═══ Material shown ═══

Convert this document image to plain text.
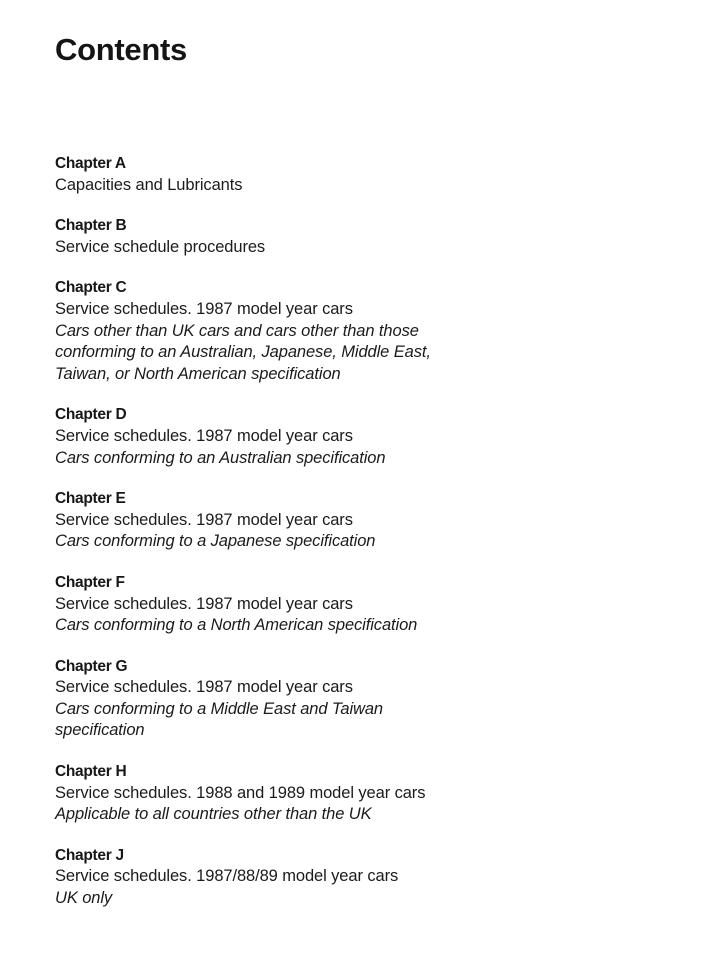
Contents
Chapter A
Capacities and Lubricants
Chapter B
Service schedule procedures
Chapter C
Service schedules. 1987 model year cars
Cars other than UK cars and cars other than those
conforming to an Australian, Japanese, Middle East,
Taiwan, or North American specification
Chapter D
Service schedules. 1987 model year cars
Cars conforming to an Australian specification
Chapter E
Service schedules. 1987 model year cars
Cars conforming to a Japanese specification
Chapter F
Service schedules. 1987 model year cars
Cars conforming to a North American specification
Chapter G
Service schedules. 1987 model year cars
Cars conforming to a Middle East and Taiwan
specification
Chapter H
Service schedules. 1988 and 1989 model year cars
Applicable to all countries other than the UK
Chapter J
Service schedules. 1987/88/89 model year cars
UK only
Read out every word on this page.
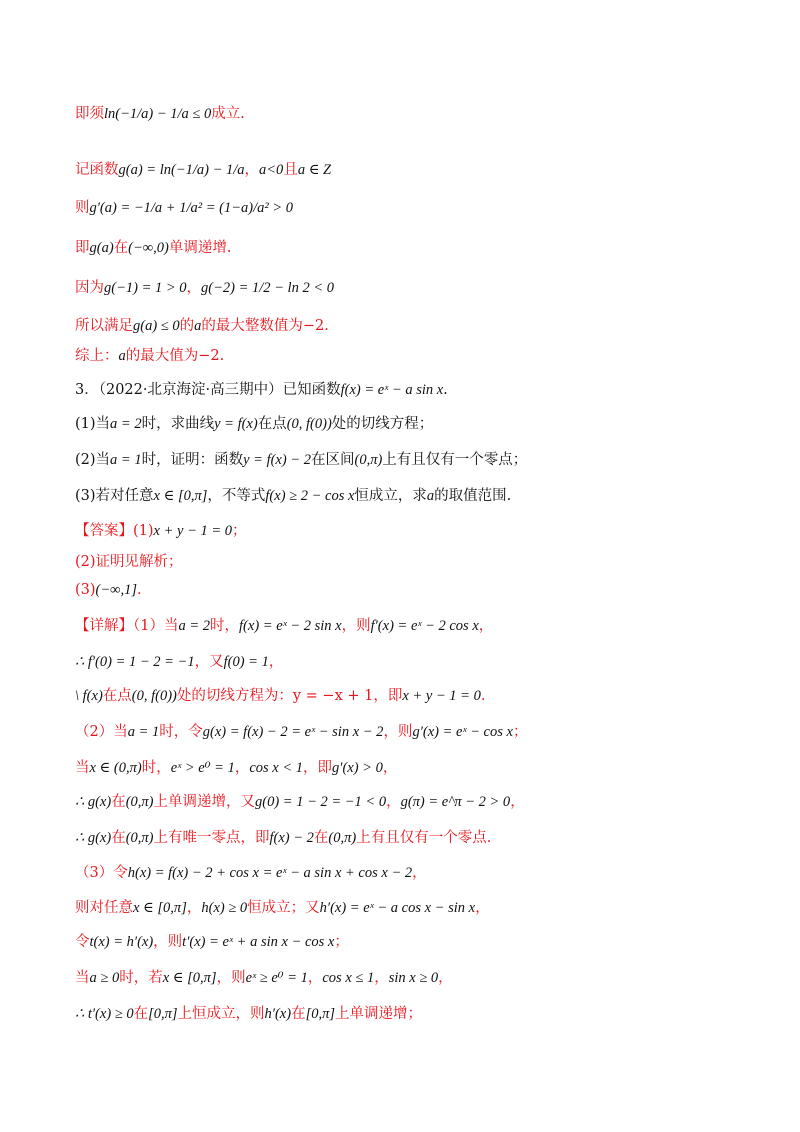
即须ln(−1/a) − 1/a ≤ 0成立.
记函数g(a) = ln(−1/a) − 1/a，a<0且a ∈ Z
则g′(a) = −1/a + 1/a² = (1−a)/a² > 0
即g(a)在(−∞,0)单调递增.
因为g(−1) = 1 > 0，g(−2) = 1/2 − ln 2 < 0
所以满足g(a) ≤ 0的a的最大整数值为−2.
综上：a的最大值为−2.
3．（2022·北京海淀·高三期中）已知函数f(x) = eˣ − a sin x.
(1)当a = 2时，求曲线y = f(x)在点(0, f(0))处的切线方程；
(2)当a = 1时，证明：函数y = f(x) − 2在区间(0,π)上有且仅有一个零点；
(3)若对任意x ∈ [0,π]，不等式f(x) ≥ 2 − cos x恒成立，求a的取值范围.
【答案】(1)x + y − 1 = 0；
(2)证明见解析；
(3)(−∞,1].
【详解】（1）当a = 2时，f(x) = eˣ − 2 sin x，则f′(x) = eˣ − 2 cos x，
∴ f′(0) = 1 − 2 = −1，又f(0) = 1，
\ f(x)在点(0, f(0))处的切线方程为：y = −x + 1，即x + y − 1 = 0.
（2）当a = 1时，令g(x) = f(x) − 2 = eˣ − sin x − 2，则g′(x) = eˣ − cos x；
当x ∈ (0,π)时，eˣ > e⁰ = 1，cos x < 1，即g′(x) > 0，
∴ g(x)在(0,π)上单调递增，又g(0) = 1 − 2 = −1 < 0，g(π) = e^π − 2 > 0，
∴ g(x)在(0,π)上有唯一零点，即f(x) − 2在(0,π)上有且仅有一个零点.
（3）令h(x) = f(x) − 2 + cos x = eˣ − a sin x + cos x − 2，
则对任意x ∈ [0,π]，h(x) ≥ 0恒成立；又h′(x) = eˣ − a cos x − sin x，
令t(x) = h′(x)，则t′(x) = eˣ + a sin x − cos x；
当a ≥ 0时，若x ∈ [0,π]，则eˣ ≥ e⁰ = 1，cos x ≤ 1，sin x ≥ 0，
∴ t′(x) ≥ 0在[0,π]上恒成立，则h′(x)在[0,π]上单调递增；
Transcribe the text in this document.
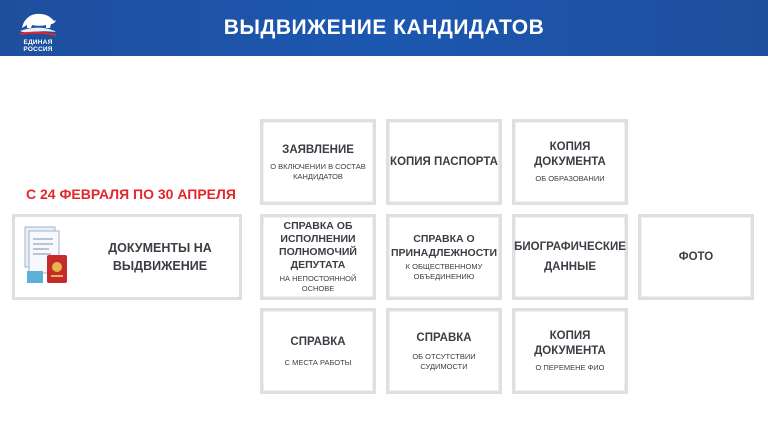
ЕДИНАЯ
РОССИЯ
ВЫДВИЖЕНИЕ КАНДИДАТОВ
С 24 ФЕВРАЛЯ ПО 30 АПРЕЛЯ
ДОКУМЕНТЫ НА ВЫДВИЖЕНИЕ
ЗАЯВЛЕНИЕ
О ВКЛЮЧЕНИИ В СОСТАВ КАНДИДАТОВ
КОПИЯ ПАСПОРТА
КОПИЯ ДОКУМЕНТА
ОБ ОБРАЗОВАНИИ
СПРАВКА ОБ ИСПОЛНЕНИИ ПОЛНОМОЧИЙ ДЕПУТАТА
НА НЕПОСТОЯННОЙ ОСНОВЕ
СПРАВКА О ПРИНАДЛЕЖНОСТИ
К ОБЩЕСТВЕННОМУ ОБЪЕДИНЕНИЮ
БИОГРАФИЧЕСКИЕ ДАННЫЕ
ФОТО
СПРАВКА
С МЕСТА РАБОТЫ
СПРАВКА
ОБ ОТСУТСТВИИ СУДИМОСТИ
КОПИЯ ДОКУМЕНТА
О ПЕРЕМЕНЕ ФИО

═══

§ **Challenge**
Give back the entries verbatim. Do not include any picture.

§ **Reply to the task**
Convert this document image to plain text.
Contents
Chapter A
Capacities and Lubricants
Chapter B
Service schedule procedures
Chapter C
Service schedules. 1987 model year cars
Cars other than UK cars and cars other than those
conforming to an Australian, Japanese, Middle East,
Taiwan, or North American specification
Chapter D
Service schedules. 1987 model year cars
Cars conforming to an Australian specification
Chapter E
Service schedules. 1987 model year cars
Cars conforming to a Japanese specification
Chapter F
Service schedules. 1987 model year cars
Cars conforming to a North American specification
Chapter G
Service schedules. 1987 model year cars
Cars conforming to a Middle East and Taiwan
specification
Chapter H
Service schedules. 1988 and 1989 model year cars
Applicable to all countries other than the UK
Chapter J
Service schedules. 1987/88/89 model year cars
UK only
Read out every word on this page.
即须ln(−1/a) − 1/a ≤ 0成立.
记函数g(a) = ln(−1/a) − 1/a，a<0且a ∈ Z
则g′(a) = −1/a + 1/a² = (1−a)/a² > 0
即g(a)在(−∞,0)单调递增.
因为g(−1) = 1 > 0，g(−2) = 1/2 − ln 2 < 0
所以满足g(a) ≤ 0的a的最大整数值为−2.
综上：a的最大值为−2.
3．（2022·北京海淀·高三期中）已知函数f(x) = eˣ − a sin x.
(1)当a = 2时，求曲线y = f(x)在点(0, f(0))处的切线方程；
(2)当a = 1时，证明：函数y = f(x) − 2在区间(0,π)上有且仅有一个零点；
(3)若对任意x ∈ [0,π]，不等式f(x) ≥ 2 − cos x恒成立，求a的取值范围.
【答案】(1)x + y − 1 = 0；
(2)证明见解析；
(3)(−∞,1].
【详解】（1）当a = 2时，f(x) = eˣ − 2 sin x，则f′(x) = eˣ − 2 cos x，
∴ f′(0) = 1 − 2 = −1，又f(0) = 1，
\ f(x)在点(0, f(0))处的切线方程为：y = −x + 1，即x + y − 1 = 0.
（2）当a = 1时，令g(x) = f(x) − 2 = eˣ − sin x − 2，则g′(x) = eˣ − cos x；
当x ∈ (0,π)时，eˣ > e⁰ = 1，cos x < 1，即g′(x) > 0，
∴ g(x)在(0,π)上单调递增，又g(0) = 1 − 2 = −1 < 0，g(π) = e^π − 2 > 0，
∴ g(x)在(0,π)上有唯一零点，即f(x) − 2在(0,π)上有且仅有一个零点.
（3）令h(x) = f(x) − 2 + cos x = eˣ − a sin x + cos x − 2，
则对任意x ∈ [0,π]，h(x) ≥ 0恒成立；又h′(x) = eˣ − a cos x − sin x，
令t(x) = h′(x)，则t′(x) = eˣ + a sin x − cos x；
当a ≥ 0时，若x ∈ [0,π]，则eˣ ≥ e⁰ = 1，cos x ≤ 1，sin x ≥ 0，
∴ t′(x) ≥ 0在[0,π]上恒成立，则h′(x)在[0,π]上单调递增；
Transcribe the text in this document.
ЕДИНАЯ
РОССИЯ
ВЫДВИЖЕНИЕ КАНДИДАТОВ
С 24 ФЕВРАЛЯ ПО 30 АПРЕЛЯ
ДОКУМЕНТЫ НА ВЫДВИЖЕНИЕ
ЗАЯВЛЕНИЕ
О ВКЛЮЧЕНИИ В СОСТАВ КАНДИДАТОВ
КОПИЯ ПАСПОРТА
КОПИЯ ДОКУМЕНТА
ОБ ОБРАЗОВАНИИ
СПРАВКА ОБ ИСПОЛНЕНИИ ПОЛНОМОЧИЙ ДЕПУТАТА
НА НЕПОСТОЯННОЙ ОСНОВЕ
СПРАВКА О ПРИНАДЛЕЖНОСТИ
К ОБЩЕСТВЕННОМУ ОБЪЕДИНЕНИЮ
БИОГРАФИЧЕСКИЕ ДАННЫЕ
ФОТО
СПРАВКА
С МЕСТА РАБОТЫ
СПРАВКА
ОБ ОТСУТСТВИИ СУДИМОСТИ
КОПИЯ ДОКУМЕНТА
О ПЕРЕМЕНЕ ФИО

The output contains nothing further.